● **WHAT YOU HAVE TO DO**: Check every line of the entries below for the word "如果锅的尺寸越大", and copy the ones that have it.

● **INPUT MATERIAL**:
Start

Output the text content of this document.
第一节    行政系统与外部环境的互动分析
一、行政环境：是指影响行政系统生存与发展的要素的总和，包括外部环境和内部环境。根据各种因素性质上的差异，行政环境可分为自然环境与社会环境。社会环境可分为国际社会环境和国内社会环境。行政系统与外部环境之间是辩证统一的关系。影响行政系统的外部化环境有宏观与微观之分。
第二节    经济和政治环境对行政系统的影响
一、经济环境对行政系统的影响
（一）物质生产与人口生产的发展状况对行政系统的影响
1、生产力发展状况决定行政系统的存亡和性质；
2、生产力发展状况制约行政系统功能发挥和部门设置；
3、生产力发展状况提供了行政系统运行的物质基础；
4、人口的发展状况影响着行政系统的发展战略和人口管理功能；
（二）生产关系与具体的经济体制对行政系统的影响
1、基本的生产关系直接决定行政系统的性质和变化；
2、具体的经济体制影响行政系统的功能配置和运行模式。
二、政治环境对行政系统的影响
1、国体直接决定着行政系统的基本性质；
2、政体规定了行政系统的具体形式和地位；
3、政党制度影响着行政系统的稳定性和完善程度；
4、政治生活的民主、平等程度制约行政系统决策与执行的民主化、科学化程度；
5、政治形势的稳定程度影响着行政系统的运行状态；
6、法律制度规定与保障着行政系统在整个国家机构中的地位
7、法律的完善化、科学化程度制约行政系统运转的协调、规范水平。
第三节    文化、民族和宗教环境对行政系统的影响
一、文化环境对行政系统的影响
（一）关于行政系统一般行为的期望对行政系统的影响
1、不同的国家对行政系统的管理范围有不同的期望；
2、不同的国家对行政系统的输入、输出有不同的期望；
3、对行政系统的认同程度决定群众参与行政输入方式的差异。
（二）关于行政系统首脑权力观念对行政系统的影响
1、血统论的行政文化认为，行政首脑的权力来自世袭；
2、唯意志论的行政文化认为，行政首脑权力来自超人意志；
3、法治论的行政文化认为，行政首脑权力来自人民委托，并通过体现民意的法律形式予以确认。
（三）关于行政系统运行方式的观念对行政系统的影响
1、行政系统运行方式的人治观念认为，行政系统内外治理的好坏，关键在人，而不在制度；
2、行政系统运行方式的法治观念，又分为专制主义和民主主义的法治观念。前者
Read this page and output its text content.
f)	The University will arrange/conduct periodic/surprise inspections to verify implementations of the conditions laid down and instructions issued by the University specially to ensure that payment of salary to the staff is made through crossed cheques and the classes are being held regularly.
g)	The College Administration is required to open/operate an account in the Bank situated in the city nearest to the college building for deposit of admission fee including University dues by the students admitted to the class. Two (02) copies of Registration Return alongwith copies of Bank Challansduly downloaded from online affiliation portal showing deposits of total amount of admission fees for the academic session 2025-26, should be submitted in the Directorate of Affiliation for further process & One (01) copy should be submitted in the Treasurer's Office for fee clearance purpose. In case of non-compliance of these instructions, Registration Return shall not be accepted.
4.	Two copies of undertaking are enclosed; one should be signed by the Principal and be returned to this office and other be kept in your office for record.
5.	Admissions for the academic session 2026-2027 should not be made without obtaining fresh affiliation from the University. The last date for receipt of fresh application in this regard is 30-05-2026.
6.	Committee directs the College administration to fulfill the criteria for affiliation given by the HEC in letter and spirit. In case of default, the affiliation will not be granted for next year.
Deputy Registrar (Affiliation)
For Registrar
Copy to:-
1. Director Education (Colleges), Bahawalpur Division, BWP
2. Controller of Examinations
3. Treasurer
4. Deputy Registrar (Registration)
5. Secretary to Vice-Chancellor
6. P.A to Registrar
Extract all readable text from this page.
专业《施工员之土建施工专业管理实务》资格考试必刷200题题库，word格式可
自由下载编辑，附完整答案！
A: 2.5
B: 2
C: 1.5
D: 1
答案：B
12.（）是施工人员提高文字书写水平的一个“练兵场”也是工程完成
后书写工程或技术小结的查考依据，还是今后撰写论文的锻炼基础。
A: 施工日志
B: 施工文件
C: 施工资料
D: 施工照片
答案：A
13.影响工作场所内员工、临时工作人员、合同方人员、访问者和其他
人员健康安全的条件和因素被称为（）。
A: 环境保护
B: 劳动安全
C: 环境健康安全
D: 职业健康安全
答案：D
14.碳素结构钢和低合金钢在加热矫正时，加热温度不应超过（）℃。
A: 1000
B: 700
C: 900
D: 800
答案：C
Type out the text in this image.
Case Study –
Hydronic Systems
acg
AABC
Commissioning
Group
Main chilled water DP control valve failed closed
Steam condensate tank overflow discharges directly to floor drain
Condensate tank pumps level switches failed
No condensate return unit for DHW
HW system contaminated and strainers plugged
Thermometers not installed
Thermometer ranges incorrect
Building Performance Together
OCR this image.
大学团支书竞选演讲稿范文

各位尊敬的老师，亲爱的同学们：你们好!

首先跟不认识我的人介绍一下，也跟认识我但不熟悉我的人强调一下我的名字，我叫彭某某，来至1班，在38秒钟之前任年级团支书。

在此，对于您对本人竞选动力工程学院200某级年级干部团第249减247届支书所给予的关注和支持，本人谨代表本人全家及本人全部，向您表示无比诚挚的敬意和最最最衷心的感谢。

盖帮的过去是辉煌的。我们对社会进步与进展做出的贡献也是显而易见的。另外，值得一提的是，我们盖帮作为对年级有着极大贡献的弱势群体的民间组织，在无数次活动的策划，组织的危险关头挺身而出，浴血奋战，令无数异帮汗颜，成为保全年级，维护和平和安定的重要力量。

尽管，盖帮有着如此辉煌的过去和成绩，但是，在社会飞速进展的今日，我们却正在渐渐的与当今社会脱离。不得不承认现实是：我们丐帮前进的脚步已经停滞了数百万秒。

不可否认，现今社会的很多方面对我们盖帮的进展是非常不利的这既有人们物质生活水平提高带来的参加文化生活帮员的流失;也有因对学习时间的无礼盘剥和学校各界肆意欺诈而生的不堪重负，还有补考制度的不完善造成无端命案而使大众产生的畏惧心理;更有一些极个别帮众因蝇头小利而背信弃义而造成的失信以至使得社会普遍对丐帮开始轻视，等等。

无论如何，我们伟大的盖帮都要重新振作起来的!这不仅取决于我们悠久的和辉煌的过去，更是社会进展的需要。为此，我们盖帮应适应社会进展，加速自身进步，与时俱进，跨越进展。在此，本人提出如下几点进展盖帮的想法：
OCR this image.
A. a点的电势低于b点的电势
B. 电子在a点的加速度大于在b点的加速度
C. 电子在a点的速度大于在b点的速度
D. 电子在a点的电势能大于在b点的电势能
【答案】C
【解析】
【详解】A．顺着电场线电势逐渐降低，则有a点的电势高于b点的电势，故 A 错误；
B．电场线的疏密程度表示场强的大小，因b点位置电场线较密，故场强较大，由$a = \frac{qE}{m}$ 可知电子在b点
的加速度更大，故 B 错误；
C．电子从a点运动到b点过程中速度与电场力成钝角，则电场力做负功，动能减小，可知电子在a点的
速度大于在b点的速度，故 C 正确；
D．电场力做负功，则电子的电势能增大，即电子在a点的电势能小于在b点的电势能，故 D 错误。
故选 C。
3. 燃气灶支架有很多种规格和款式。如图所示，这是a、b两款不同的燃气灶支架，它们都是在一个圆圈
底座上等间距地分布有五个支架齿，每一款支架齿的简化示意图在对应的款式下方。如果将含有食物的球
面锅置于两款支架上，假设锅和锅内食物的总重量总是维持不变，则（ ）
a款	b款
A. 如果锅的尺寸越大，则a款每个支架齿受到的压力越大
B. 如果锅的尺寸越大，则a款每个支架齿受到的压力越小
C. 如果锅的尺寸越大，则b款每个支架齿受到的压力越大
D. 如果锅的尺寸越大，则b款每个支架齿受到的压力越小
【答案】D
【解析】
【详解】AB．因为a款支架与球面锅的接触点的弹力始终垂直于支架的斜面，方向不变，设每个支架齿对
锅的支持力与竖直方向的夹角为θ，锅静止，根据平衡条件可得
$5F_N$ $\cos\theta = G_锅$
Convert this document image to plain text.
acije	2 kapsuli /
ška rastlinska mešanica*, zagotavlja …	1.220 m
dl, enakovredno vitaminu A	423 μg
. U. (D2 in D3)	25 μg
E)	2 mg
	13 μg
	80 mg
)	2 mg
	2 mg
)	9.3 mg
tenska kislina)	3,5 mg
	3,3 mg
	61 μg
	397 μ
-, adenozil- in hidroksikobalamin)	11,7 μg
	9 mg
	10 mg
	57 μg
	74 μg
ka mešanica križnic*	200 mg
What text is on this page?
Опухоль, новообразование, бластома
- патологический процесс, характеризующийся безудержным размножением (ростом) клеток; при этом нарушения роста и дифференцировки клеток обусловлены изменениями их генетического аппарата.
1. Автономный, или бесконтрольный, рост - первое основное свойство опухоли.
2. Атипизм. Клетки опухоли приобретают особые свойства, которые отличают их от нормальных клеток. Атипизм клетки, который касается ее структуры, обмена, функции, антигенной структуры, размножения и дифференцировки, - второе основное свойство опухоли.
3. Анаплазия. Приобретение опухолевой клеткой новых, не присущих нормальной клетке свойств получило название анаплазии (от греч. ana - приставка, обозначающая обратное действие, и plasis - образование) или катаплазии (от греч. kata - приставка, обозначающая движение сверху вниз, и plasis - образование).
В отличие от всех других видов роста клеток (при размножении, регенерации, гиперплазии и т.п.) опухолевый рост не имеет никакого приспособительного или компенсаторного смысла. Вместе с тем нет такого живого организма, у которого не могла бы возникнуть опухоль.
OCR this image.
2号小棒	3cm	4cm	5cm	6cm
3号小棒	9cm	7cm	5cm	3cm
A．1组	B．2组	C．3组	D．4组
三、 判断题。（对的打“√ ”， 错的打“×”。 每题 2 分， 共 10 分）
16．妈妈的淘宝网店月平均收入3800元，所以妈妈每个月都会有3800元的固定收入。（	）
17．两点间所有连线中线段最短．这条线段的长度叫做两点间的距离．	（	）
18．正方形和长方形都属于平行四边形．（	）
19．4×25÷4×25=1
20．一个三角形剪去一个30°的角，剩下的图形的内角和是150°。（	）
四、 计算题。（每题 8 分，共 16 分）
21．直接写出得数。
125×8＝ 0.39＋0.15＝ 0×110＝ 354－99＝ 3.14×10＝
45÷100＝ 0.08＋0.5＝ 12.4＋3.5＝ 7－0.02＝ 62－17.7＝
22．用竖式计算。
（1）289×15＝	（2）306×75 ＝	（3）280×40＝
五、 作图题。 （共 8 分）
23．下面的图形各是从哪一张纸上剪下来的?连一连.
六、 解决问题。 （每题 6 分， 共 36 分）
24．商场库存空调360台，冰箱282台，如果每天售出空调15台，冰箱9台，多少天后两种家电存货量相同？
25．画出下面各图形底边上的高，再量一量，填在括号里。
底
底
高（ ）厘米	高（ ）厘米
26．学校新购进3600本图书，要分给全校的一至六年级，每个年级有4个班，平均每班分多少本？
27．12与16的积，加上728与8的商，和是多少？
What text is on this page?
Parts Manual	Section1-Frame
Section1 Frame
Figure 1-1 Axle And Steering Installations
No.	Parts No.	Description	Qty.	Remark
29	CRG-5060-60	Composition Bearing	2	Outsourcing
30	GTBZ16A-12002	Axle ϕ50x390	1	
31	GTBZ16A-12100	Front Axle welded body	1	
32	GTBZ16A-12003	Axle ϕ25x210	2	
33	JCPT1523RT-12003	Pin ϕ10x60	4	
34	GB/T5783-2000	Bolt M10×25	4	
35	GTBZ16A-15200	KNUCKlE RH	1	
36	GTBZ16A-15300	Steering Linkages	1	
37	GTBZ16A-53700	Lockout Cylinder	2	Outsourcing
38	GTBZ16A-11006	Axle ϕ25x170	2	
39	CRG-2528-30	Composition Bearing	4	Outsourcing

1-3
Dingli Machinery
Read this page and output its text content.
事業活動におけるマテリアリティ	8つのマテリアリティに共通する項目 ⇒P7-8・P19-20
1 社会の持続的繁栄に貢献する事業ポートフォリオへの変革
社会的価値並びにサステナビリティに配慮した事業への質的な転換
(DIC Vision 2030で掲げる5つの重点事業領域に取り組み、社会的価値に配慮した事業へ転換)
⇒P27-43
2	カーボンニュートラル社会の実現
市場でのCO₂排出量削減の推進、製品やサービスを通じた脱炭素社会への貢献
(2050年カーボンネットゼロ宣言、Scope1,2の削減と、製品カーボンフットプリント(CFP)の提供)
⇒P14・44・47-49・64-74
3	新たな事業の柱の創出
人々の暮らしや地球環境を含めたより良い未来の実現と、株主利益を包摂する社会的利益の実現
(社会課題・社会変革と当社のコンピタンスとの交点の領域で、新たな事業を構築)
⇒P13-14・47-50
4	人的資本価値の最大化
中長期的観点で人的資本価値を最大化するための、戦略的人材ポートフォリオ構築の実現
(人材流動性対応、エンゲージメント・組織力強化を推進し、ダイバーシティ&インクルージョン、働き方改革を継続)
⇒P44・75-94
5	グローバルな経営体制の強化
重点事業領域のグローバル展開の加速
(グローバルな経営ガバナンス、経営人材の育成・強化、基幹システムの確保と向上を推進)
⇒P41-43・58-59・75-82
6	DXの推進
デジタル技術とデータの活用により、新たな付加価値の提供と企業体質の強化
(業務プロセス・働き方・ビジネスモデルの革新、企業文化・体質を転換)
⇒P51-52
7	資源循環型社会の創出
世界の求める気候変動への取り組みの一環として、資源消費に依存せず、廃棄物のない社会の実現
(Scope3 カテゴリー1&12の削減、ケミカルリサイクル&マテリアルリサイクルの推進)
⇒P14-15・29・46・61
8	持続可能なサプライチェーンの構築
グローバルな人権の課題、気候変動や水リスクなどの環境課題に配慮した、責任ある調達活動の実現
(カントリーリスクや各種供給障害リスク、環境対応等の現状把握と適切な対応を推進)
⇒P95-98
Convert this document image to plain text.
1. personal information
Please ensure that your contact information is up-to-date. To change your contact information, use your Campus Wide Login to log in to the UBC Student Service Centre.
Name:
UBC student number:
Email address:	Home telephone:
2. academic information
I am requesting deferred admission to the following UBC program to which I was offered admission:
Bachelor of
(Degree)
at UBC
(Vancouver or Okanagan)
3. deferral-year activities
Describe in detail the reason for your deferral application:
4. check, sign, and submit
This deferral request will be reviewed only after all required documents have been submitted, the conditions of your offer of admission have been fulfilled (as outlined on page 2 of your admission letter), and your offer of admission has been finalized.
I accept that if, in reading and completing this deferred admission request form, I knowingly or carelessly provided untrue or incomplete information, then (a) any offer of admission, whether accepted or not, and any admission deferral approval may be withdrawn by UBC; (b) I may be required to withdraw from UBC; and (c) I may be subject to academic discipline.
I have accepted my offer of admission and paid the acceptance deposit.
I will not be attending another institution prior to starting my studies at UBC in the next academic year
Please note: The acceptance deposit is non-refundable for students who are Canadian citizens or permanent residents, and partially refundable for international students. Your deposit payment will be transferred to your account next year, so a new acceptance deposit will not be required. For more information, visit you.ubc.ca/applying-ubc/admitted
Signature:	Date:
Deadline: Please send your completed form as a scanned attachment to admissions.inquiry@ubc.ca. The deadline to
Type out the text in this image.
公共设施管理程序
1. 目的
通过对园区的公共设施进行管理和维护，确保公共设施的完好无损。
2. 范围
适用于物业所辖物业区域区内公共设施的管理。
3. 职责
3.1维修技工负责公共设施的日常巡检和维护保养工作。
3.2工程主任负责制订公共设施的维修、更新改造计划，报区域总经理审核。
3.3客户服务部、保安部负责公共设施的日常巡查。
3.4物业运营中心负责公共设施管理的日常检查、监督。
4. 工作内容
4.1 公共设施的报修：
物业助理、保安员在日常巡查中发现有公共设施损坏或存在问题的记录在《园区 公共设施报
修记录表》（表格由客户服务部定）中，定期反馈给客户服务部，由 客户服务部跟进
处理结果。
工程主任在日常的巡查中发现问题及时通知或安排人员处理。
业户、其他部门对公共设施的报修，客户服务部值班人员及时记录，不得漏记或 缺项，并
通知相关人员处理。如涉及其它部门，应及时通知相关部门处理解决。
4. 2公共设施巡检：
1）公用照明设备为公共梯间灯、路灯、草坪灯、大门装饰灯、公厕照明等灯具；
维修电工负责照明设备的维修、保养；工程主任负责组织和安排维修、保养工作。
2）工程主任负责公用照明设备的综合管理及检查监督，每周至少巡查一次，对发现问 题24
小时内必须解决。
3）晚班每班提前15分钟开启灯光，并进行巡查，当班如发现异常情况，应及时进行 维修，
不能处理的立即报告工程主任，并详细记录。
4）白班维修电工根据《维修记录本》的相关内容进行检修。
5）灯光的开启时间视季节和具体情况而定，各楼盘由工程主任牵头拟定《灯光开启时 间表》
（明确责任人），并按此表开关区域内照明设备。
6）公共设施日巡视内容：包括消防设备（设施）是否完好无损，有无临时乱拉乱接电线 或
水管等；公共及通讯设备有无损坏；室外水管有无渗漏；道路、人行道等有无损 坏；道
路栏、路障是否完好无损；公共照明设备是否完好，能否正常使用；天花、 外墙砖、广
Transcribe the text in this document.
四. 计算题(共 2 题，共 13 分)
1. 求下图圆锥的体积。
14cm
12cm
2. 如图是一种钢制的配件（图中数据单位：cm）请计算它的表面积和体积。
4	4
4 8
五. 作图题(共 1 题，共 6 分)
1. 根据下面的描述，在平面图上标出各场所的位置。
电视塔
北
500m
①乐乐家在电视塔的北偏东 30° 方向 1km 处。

End

● **SOLUTION TO THE PROBLEM**:
A. 如果锅的尺寸越大，则a款每个支架齿受到的压力越大
B. 如果锅的尺寸越大，则a款每个支架齿受到的压力越小
C. 如果锅的尺寸越大，则b款每个支架齿受到的压力越大
D. 如果锅的尺寸越大，则b款每个支架齿受到的压力越小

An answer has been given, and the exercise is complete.